What to do:
Return the listing below exactly, with the pictures dropped.
◆ ◆ ◆ ◆ ◆ ◆ ◆
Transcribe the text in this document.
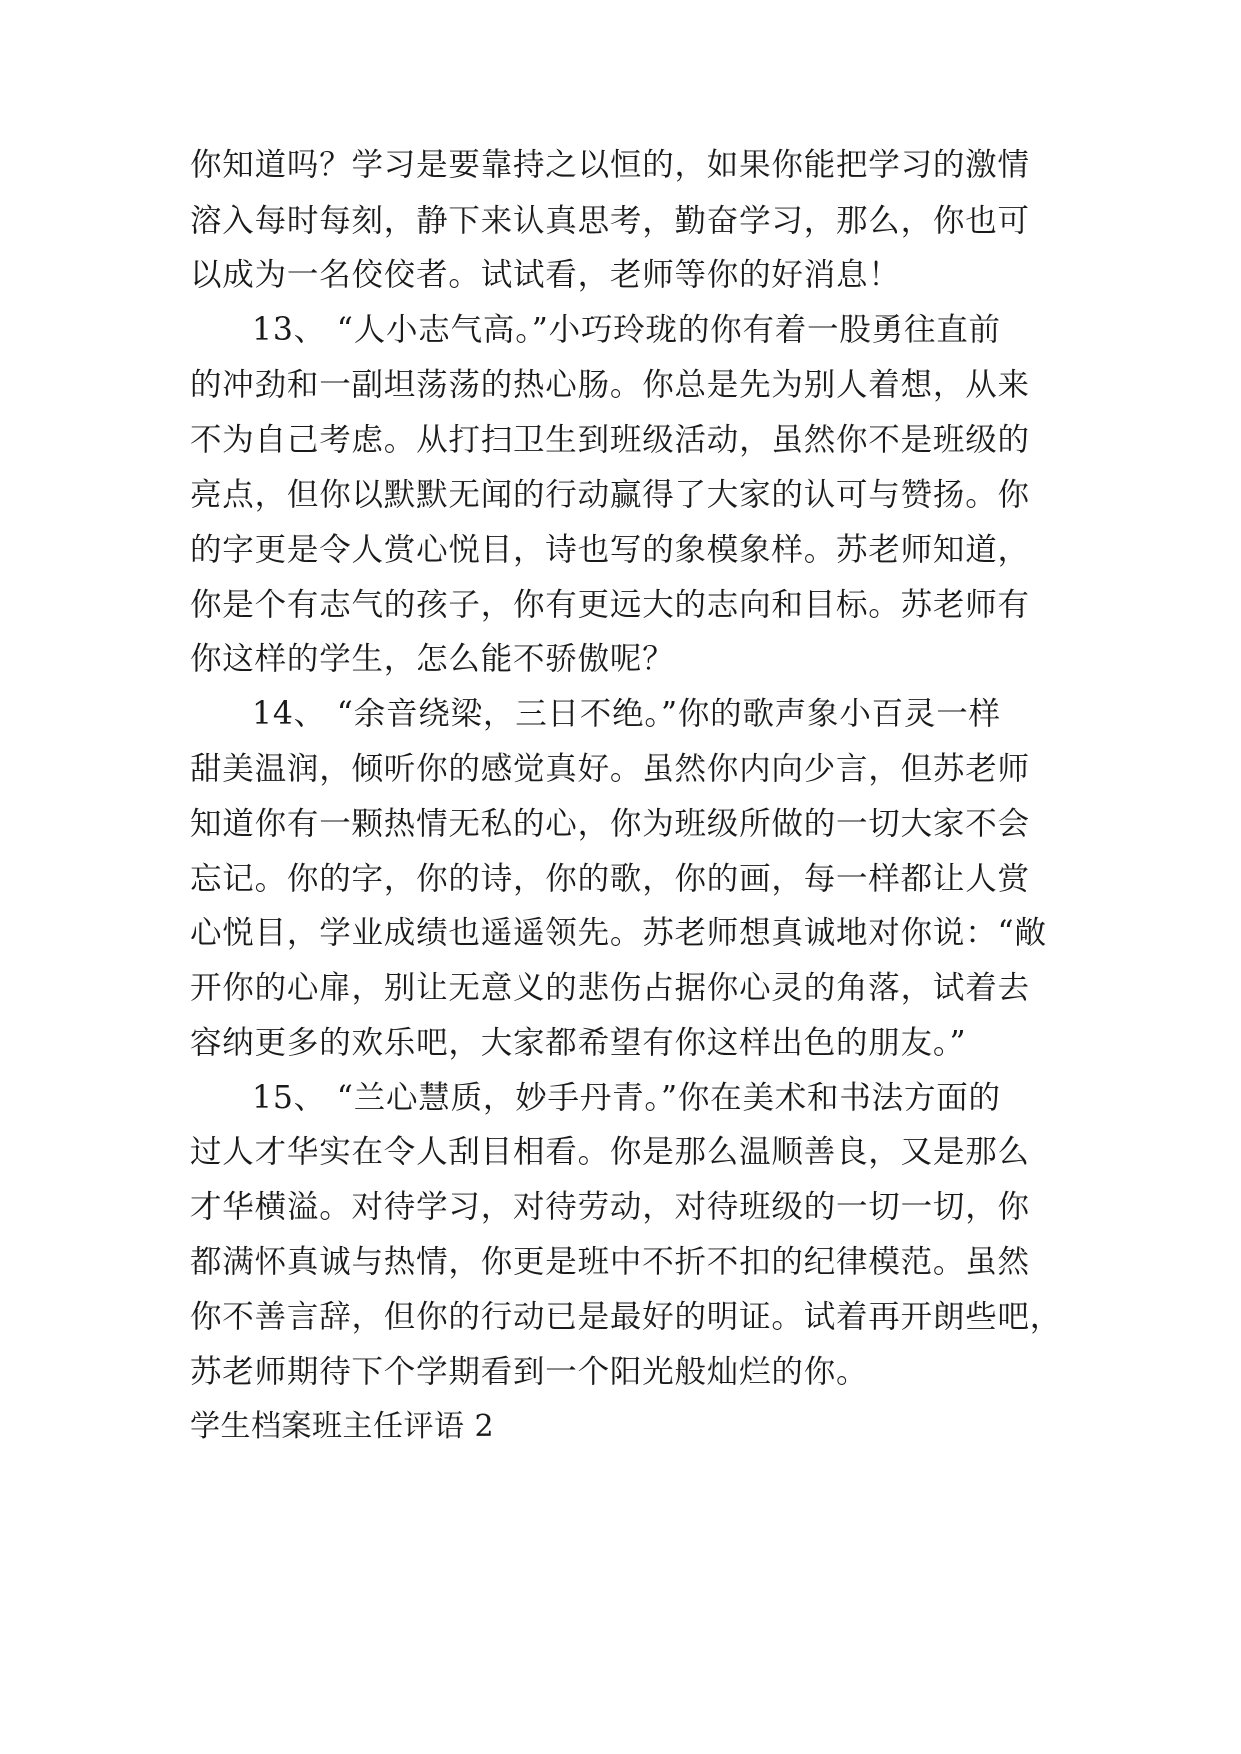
你知道吗？学习是要靠持之以恒的，如果你能把学习的激情
溶入每时每刻，静下来认真思考，勤奋学习，那么，你也可
以成为一名佼佼者。试试看，老师等你的好消息！
13、 “人小志气高。”小巧玲珑的你有着一股勇往直前
的冲劲和一副坦荡荡的热心肠。你总是先为别人着想，从来
不为自己考虑。从打扫卫生到班级活动，虽然你不是班级的
亮点，但你以默默无闻的行动赢得了大家的认可与赞扬。你
的字更是令人赏心悦目，诗也写的象模象样。苏老师知道，
你是个有志气的孩子，你有更远大的志向和目标。苏老师有
你这样的学生，怎么能不骄傲呢？
14、 “余音绕梁，三日不绝。”你的歌声象小百灵一样
甜美温润，倾听你的感觉真好。虽然你内向少言，但苏老师
知道你有一颗热情无私的心，你为班级所做的一切大家不会
忘记。你的字，你的诗，你的歌，你的画，每一样都让人赏
心悦目，学业成绩也遥遥领先。苏老师想真诚地对你说：“敞
开你的心扉，别让无意义的悲伤占据你心灵的角落，试着去
容纳更多的欢乐吧，大家都希望有你这样出色的朋友。”
15、 “兰心慧质，妙手丹青。”你在美术和书法方面的
过人才华实在令人刮目相看。你是那么温顺善良，又是那么
才华横溢。对待学习，对待劳动，对待班级的一切一切，你
都满怀真诚与热情，你更是班中不折不扣的纪律模范。虽然
你不善言辞，但你的行动已是最好的明证。试着再开朗些吧，
苏老师期待下个学期看到一个阳光般灿烂的你。
学生档案班主任评语 2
◆ ◆ ◆ ◆ ◆ ◆ ◆
Solution to this exercise:
Transcribe the text in this document.
你知道吗？学习是要靠持之以恒的，如果你能把学习的激情
溶入每时每刻，静下来认真思考，勤奋学习，那么，你也可
以成为一名佼佼者。试试看，老师等你的好消息！
13、 “人小志气高。”小巧玲珑的你有着一股勇往直前
的冲劲和一副坦荡荡的热心肠。你总是先为别人着想，从来
不为自己考虑。从打扫卫生到班级活动，虽然你不是班级的
亮点，但你以默默无闻的行动赢得了大家的认可与赞扬。你
的字更是令人赏心悦目，诗也写的象模象样。苏老师知道，
你是个有志气的孩子，你有更远大的志向和目标。苏老师有
你这样的学生，怎么能不骄傲呢？
14、 “余音绕梁，三日不绝。”你的歌声象小百灵一样
甜美温润，倾听你的感觉真好。虽然你内向少言，但苏老师
知道你有一颗热情无私的心，你为班级所做的一切大家不会
忘记。你的字，你的诗，你的歌，你的画，每一样都让人赏
心悦目，学业成绩也遥遥领先。苏老师想真诚地对你说：“敞
开你的心扉，别让无意义的悲伤占据你心灵的角落，试着去
容纳更多的欢乐吧，大家都希望有你这样出色的朋友。”
15、 “兰心慧质，妙手丹青。”你在美术和书法方面的
过人才华实在令人刮目相看。你是那么温顺善良，又是那么
才华横溢。对待学习，对待劳动，对待班级的一切一切，你
都满怀真诚与热情，你更是班中不折不扣的纪律模范。虽然
你不善言辞，但你的行动已是最好的明证。试着再开朗些吧，
苏老师期待下个学期看到一个阳光般灿烂的你。
学生档案班主任评语 2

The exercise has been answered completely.